_Исходный текст_
^^^^^^^^
Наполеон: биография — страница 54 из 211

А счастливо избегнувший в фиванской пещере укуса «рогатой змеи» гражданин Рипо, библиотекарь Египетского института, подготовил для комиссии искусств 104-страничный доклад о состоянии египетских древностей от нильских порогов до Каира{702}. Крупнейшим же научным открытием стал Розеттский камень – стела с надписями на трех языках, найденная в Рашиде (Розетте) в дельте Нила. Перед тем как взяться за дешифровку иероглифов, ученые сняли с камня копии и перевели греческую часть текста{703}. По мирному соглашению, заключенному французами при эвакуации из Египта в 1801 году, Розеттский камень достался англичанам и попал в Британский музей, где находится и поныне. Увы, здание Египетского института у каирской площади Тахрир загорелось 17 декабря 2011 года, во время «арабской весны», и почти все собрание (192 000 книг, дневников и других манускриптов, в том числе единственная рукопись «Описания Египта» Виван-Денона) погибло.

Брюмер

Я вернулся во Францию в удачный момент, когда существовавшее правительство было настолько неудовлетворительным, что не могло устоять. Я возглавил его. Все остальное, конечно, приложилось. Вот моя история в нескольких словах.

Наполеон на острове Святой Елены

Те, кто совершал великие перевороты в истории мира, никогда не добивались успеха, опираясь исключительно на поддержку правителей, но всегда – воздействуя на настроение масс. В первом случае подобная политика тождественна интриге и в конечном счете приносит лишь второстепенные результаты; во втором случае такая политика помогает гению изменить лицо вселенной!

Наполеон на острове Святой Елены[78]

Утром 16 октября 1799 года, в среду, Наполеон вернулся из Сен-Рафаэля в Париж. Во время «триумфального марша» – он ехал через Экс (там украли его багаж), Авиньон, Валанс, Лион и Невер – Наполеона повсюду приветствовали как спасителя Франции{704}. В Лионе в его честь показали спектакль «Возвращение героя». Толпа так шумела, что актеров не было слышно, хотя, возможно, пьесу сочинили лишь накануне и не успели отрепетировать. Семнадцатилетний Жан-Батист де Марбо, будущий офицер-кавалерист, вспоминал: «Люди танцевали на улицах и площадях, воздух оглашался криками “Ура Бонапарту! Он спасет страну!”»{705} Марбо пришел в восторг от Наполеона и его старших офицеров, особенно от «их воинственного вида, их лиц, загоревших под восточным солнцем, их странного одеяния и подвешенных на шнурах турецких сабель»{706}.
^^^^^^^^
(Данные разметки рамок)
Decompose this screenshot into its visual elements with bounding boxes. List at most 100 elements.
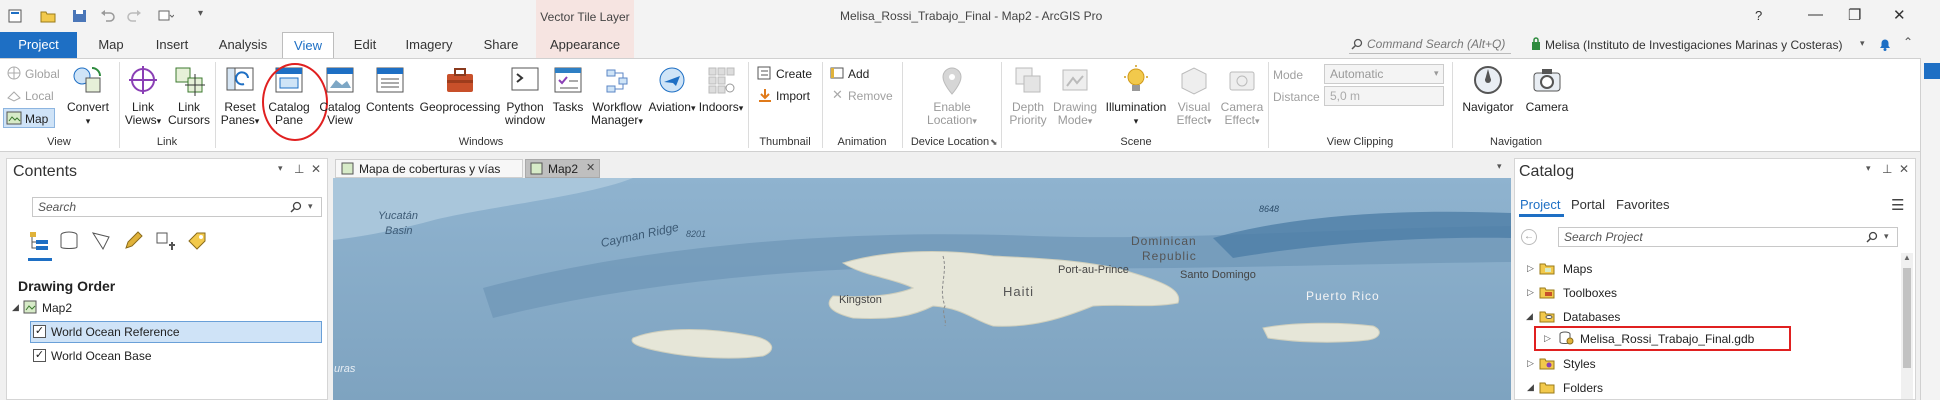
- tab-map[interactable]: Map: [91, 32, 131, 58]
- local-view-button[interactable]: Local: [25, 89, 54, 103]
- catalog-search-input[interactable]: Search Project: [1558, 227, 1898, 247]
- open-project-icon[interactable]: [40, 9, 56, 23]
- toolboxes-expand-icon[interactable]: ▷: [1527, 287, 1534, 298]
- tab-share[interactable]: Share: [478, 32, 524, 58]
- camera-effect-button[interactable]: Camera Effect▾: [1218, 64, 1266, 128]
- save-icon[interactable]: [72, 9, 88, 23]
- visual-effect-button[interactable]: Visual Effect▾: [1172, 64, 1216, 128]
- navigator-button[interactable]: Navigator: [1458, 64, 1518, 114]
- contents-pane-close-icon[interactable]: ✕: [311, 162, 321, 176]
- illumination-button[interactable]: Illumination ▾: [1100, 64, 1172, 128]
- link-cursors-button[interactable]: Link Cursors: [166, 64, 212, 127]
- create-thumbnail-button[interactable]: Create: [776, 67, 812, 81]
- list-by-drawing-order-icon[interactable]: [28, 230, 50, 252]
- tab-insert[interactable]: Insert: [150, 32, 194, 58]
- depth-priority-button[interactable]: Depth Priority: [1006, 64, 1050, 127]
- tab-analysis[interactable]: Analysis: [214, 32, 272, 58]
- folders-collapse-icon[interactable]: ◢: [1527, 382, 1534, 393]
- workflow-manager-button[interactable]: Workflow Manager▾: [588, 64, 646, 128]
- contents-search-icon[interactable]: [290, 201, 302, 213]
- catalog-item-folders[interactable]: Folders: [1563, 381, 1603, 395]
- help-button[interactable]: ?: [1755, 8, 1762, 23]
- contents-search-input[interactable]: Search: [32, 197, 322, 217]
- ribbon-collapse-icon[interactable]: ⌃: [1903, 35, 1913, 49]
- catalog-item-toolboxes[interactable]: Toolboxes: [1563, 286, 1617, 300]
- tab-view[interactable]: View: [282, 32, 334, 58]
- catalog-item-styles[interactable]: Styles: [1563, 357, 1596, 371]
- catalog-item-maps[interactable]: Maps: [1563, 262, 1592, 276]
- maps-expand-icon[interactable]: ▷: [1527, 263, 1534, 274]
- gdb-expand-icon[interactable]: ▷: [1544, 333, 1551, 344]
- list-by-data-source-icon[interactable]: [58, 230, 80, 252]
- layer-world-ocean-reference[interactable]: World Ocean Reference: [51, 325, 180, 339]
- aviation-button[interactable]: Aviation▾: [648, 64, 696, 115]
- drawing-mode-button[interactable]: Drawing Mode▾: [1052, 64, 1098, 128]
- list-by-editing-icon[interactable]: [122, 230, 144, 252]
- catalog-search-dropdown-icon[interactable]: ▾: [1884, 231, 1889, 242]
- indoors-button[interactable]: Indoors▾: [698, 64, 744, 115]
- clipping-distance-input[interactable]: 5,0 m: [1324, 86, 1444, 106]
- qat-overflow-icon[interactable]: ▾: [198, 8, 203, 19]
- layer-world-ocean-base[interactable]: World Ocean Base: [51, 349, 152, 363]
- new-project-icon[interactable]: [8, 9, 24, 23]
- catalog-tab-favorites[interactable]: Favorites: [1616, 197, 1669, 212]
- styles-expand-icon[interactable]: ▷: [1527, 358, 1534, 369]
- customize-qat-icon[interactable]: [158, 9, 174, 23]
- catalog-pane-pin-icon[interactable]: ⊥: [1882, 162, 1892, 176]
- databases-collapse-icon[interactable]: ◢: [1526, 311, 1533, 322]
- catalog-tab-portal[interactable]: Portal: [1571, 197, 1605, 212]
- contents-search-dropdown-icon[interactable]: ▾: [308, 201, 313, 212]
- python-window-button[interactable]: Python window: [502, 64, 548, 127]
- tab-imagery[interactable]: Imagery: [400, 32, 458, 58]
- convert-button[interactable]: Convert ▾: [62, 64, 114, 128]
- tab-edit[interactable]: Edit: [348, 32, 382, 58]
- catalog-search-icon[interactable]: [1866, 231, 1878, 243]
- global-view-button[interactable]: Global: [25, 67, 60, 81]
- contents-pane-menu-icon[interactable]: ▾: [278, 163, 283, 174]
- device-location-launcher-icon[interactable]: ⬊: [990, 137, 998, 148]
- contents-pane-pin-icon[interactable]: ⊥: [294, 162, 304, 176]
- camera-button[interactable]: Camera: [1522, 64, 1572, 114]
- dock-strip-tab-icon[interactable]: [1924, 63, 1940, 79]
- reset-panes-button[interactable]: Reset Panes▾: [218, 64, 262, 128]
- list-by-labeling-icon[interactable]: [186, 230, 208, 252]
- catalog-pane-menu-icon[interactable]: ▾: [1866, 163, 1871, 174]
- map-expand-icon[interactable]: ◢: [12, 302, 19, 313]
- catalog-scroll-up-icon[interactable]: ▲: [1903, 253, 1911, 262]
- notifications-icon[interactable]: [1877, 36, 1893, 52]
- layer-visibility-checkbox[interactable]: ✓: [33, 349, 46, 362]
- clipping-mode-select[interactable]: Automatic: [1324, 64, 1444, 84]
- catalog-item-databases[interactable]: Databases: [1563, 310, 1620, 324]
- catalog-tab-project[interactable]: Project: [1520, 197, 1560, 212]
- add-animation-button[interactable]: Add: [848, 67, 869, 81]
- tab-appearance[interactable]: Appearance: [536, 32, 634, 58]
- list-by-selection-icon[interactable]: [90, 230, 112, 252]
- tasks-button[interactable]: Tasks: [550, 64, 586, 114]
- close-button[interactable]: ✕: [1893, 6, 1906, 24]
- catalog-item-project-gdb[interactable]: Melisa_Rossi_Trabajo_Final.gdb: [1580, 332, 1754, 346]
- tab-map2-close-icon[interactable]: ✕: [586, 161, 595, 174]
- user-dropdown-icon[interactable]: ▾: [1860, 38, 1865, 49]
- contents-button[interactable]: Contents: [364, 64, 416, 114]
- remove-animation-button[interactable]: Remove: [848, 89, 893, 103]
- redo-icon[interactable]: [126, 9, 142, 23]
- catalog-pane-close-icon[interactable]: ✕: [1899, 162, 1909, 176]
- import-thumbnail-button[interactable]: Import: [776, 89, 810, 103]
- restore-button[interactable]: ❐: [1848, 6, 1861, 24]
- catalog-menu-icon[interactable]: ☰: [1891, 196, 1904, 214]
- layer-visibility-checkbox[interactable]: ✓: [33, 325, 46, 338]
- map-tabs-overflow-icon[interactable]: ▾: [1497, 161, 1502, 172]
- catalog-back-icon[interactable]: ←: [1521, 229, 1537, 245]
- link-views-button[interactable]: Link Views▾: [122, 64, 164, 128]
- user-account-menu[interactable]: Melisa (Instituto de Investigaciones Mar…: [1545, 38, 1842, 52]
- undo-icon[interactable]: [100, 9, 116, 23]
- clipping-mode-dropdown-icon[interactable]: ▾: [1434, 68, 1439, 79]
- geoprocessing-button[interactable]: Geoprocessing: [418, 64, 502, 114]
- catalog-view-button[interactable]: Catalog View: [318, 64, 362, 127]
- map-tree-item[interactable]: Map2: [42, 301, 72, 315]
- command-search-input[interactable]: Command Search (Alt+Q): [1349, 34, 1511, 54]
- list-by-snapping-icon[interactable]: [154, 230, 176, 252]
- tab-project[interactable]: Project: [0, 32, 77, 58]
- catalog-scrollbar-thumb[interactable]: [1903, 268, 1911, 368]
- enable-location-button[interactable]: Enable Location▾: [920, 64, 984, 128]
^^^^^^^^
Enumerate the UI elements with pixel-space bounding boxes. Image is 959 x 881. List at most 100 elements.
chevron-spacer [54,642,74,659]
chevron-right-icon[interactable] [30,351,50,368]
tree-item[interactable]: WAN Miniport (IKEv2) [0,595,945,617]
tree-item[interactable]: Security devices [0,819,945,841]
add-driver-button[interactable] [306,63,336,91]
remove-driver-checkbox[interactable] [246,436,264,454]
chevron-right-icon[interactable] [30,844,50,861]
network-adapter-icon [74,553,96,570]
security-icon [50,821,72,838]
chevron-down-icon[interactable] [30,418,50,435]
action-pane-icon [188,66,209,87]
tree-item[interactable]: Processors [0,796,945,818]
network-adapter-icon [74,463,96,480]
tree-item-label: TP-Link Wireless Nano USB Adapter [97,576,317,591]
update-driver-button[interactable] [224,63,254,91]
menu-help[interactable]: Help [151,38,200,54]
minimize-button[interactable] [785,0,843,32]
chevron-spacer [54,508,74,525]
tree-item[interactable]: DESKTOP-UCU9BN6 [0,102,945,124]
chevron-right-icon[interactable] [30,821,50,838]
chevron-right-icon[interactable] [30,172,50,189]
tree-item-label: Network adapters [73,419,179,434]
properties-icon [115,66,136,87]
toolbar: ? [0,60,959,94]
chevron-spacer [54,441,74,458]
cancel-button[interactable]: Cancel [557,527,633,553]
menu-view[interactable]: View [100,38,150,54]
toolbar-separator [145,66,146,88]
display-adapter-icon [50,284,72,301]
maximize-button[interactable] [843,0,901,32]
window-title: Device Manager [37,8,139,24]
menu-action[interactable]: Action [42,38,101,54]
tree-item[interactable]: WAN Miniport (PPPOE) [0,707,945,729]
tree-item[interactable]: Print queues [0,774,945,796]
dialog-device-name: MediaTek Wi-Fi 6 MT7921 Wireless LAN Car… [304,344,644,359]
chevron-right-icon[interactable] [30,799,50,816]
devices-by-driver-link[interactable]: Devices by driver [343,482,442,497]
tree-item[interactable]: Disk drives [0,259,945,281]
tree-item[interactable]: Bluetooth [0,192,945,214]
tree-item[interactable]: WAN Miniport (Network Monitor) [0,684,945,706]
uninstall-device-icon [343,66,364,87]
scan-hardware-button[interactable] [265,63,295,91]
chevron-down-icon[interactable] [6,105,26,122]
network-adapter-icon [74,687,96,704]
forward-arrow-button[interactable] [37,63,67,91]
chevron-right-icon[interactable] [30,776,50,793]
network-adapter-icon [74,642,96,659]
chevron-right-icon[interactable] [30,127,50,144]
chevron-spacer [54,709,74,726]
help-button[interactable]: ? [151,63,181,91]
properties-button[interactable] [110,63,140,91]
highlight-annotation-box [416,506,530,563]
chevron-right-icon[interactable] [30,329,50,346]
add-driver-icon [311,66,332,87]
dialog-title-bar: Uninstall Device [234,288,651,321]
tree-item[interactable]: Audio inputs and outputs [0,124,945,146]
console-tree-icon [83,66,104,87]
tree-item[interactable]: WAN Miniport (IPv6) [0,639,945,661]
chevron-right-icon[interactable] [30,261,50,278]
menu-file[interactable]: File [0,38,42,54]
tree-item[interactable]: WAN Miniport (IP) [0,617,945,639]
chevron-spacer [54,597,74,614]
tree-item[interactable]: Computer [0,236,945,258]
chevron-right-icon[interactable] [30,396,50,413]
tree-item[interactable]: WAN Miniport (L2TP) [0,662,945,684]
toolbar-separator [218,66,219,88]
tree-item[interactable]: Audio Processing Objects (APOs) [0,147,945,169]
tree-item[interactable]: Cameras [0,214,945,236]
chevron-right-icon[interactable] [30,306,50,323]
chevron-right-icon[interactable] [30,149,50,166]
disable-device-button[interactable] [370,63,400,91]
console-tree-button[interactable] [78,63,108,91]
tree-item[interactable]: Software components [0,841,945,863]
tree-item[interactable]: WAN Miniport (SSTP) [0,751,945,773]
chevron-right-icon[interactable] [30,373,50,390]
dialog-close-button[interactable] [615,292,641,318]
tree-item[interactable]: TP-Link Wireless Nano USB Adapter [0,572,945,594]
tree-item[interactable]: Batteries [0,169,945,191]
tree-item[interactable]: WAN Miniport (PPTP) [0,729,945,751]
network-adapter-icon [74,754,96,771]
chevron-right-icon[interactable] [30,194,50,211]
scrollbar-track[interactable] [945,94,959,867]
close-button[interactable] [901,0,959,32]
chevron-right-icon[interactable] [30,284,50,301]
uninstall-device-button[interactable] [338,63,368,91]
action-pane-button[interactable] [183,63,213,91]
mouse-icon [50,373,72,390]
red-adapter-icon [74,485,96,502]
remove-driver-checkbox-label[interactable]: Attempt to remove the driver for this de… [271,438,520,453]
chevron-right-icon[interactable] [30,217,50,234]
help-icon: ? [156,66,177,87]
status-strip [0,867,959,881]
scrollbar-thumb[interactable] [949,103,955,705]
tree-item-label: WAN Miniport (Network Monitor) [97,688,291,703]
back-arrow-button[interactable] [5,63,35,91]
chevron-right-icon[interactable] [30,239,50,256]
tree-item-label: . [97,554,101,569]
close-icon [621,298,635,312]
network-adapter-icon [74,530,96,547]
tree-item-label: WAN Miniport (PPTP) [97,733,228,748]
^^^^^^^^
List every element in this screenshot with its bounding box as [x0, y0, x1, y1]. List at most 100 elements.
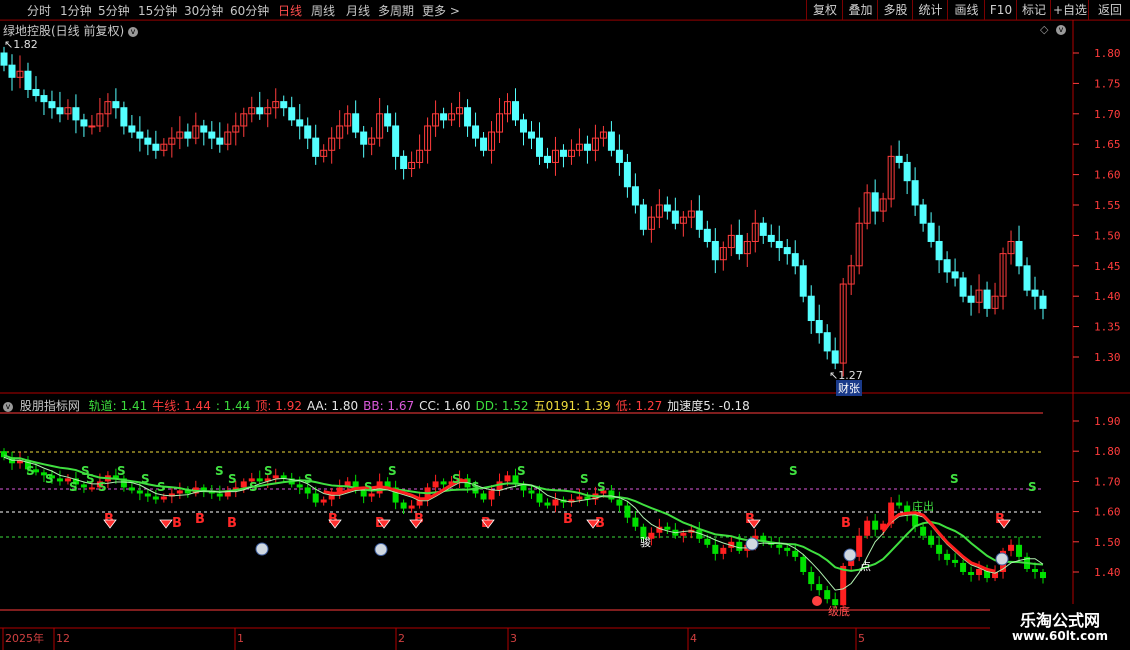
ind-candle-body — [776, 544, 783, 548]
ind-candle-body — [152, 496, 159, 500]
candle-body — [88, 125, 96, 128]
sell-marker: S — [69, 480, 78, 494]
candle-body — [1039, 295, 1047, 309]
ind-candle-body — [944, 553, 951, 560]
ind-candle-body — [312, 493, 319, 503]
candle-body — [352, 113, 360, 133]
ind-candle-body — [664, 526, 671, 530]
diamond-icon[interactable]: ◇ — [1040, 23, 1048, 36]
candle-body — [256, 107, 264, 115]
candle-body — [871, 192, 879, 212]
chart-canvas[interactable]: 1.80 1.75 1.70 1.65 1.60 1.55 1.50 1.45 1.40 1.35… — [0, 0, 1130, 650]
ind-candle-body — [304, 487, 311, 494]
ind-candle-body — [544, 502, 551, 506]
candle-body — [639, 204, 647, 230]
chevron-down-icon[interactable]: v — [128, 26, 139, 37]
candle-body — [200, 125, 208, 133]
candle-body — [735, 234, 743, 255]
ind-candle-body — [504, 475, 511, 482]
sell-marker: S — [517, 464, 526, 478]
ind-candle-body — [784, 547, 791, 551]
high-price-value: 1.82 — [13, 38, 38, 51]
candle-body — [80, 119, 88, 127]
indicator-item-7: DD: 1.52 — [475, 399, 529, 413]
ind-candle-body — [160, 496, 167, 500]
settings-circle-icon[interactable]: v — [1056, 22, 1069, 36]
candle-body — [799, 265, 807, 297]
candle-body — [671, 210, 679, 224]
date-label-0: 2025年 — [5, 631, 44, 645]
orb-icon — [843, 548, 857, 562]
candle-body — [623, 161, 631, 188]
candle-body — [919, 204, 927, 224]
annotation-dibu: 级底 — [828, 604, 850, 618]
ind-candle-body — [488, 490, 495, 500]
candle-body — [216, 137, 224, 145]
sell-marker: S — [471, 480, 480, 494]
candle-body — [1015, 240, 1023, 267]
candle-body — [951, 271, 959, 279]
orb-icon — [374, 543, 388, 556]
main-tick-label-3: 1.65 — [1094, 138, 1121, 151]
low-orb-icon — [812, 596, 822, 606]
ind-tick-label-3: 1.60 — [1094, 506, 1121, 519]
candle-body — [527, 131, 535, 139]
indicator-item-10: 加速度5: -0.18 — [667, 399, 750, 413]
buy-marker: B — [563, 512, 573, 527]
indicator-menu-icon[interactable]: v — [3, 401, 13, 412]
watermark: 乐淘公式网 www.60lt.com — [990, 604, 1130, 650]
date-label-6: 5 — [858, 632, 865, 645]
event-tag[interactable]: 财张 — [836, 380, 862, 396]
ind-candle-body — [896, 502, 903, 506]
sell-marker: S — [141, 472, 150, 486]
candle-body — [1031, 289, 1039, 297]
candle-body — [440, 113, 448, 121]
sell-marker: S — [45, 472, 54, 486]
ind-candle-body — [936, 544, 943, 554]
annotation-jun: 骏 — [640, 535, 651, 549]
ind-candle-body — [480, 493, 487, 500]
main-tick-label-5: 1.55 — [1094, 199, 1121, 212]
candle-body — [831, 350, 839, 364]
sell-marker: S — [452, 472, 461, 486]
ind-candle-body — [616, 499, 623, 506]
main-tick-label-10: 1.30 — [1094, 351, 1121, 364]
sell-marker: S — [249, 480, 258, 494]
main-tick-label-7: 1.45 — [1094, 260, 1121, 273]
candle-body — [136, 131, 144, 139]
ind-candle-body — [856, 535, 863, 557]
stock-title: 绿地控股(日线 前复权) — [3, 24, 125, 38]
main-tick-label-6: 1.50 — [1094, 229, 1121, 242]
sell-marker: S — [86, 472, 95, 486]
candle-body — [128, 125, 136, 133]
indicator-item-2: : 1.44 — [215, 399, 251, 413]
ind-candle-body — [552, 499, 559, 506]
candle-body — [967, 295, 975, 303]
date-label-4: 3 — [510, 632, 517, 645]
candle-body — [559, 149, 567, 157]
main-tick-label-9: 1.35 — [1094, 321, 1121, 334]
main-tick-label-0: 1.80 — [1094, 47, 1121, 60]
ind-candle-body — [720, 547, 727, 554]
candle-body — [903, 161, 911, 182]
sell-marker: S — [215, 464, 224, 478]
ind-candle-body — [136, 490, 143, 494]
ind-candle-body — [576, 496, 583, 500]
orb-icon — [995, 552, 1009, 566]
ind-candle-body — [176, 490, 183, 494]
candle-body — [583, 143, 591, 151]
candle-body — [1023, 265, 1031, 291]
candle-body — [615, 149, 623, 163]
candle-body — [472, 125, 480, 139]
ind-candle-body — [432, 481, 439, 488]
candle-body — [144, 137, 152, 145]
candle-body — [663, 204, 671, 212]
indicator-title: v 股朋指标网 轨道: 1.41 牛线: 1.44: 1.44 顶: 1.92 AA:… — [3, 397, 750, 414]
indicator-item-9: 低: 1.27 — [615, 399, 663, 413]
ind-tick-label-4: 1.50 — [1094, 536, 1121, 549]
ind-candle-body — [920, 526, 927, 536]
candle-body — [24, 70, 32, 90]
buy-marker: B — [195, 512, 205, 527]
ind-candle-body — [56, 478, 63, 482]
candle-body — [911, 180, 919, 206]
^^^^^^^^
_Задания_
**a.** Какой спектакль, согласно отрывку из биографии Наполеона, показали в его честь в Лионе?
**b.** Определите, соответствуют ли отрывку из биографии Наполеона следующие утверждения: (i) Розеттский камень был найден в Каире; (ii) Наполеон вернулся в Париж в среду; (iii) багаж Наполеона украли в Лионе. На каждое ответьте «да» или «нет» и приведите решающие слова отрывка в кавычках.
**c.** Продолжите отрывок из биографии Наполеона, начав сразу после его последнего предложения.

_Ответы_
**a.** «Возвращение героя».

**b.**
(i) Нет: «найденная в Рашиде (Розетте) в дельте Нила».
(ii) Да: «Утром 16 октября 1799 года, в среду, Наполеон вернулся из Сен-Рафаэля в Париж».
(iii) Нет: «он ехал через Экс (там украли его багаж)».

**c.**
Прежде чем обдумывать следующий политический шаг, Наполеону следовало решить, что ему делать со своим браком. Он не знал, что в феврале 1799 года Жозефина сделала попытку порвать с Ипполитом Шарлем. «Ты можешь быть уверен: после этого свидания, которое станет последним, тебя уже не будут терзать мои письма или мое присутствие, – писала она Шарлю. – Честная обманутая женщина уходит, не говоря ничего»{707}. На самом деле она до октября в письмах обсуждала их сомнительные сделки, касающиеся снабжения Итальянской армии, и даже позднее попыталась (безуспешно) подыскать место для друга Шарля. В конце концов именно Шарль отверг Жозефину. После этого франт и жуир исчез со страниц истории. Наполеон, очень скоро ставший абсолютным правителем, не предпринимал попыток покарать его.

С тех пор как Наполеон узнал о неверности Жозефины, прошло шестнадцать месяцев. Его гнев почти улегся, и он совершенно утешился с Полиной Фуре. Развод мог повредить его репутации, особенно в глазах набожных католиков, к тому же Наполеону были полезны связи Жозефины в роялистских кругах и в свете, а также умение смягчить тех, кого оттолкнула его бесцеремонность.

Хотя расточительность Жозефины достигала патологического размаха, выставляемые торговцами счета все же были приемлемыми. К тому же они часто с радостью делали ей половинную скидку, даже и тогда получая ощутимую прибыль.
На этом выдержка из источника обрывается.